_Information shown_:
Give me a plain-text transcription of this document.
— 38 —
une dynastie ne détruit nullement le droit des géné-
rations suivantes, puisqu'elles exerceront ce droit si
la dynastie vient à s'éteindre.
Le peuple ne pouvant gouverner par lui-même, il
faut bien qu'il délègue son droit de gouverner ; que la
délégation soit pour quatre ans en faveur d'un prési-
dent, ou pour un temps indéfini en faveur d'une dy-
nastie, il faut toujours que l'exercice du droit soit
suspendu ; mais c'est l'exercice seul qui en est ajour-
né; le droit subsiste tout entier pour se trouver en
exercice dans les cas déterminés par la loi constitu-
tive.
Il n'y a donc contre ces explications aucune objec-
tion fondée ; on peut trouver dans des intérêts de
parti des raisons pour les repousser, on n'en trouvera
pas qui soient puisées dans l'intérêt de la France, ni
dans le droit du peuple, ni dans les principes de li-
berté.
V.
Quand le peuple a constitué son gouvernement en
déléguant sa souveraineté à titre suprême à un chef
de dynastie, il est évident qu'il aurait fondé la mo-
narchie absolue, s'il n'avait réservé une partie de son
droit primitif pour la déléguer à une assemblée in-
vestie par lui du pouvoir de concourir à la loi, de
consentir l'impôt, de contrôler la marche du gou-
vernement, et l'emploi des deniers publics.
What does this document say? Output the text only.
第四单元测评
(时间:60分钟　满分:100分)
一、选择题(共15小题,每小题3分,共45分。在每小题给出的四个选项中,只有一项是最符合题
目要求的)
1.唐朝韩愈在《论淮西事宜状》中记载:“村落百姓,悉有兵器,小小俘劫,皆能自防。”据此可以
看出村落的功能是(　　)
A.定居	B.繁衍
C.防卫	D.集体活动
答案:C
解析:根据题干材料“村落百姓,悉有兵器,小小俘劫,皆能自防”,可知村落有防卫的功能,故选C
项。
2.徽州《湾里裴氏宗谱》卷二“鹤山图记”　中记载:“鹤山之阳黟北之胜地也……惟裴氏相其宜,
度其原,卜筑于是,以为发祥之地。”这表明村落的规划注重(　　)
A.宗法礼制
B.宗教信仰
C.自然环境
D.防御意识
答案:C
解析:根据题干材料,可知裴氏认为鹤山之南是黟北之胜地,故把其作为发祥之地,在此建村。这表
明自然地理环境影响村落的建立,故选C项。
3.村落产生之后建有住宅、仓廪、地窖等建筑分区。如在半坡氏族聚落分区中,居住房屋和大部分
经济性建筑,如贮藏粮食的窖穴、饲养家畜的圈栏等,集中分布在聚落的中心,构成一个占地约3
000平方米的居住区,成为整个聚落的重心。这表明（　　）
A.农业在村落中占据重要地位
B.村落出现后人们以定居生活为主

_Problem_: Pull out the lines above in which the word "gouverner" appears.

_Full output_:
Le peuple ne pouvant gouverner par lui-même, il
faut bien qu'il délègue son droit de gouverner ; que la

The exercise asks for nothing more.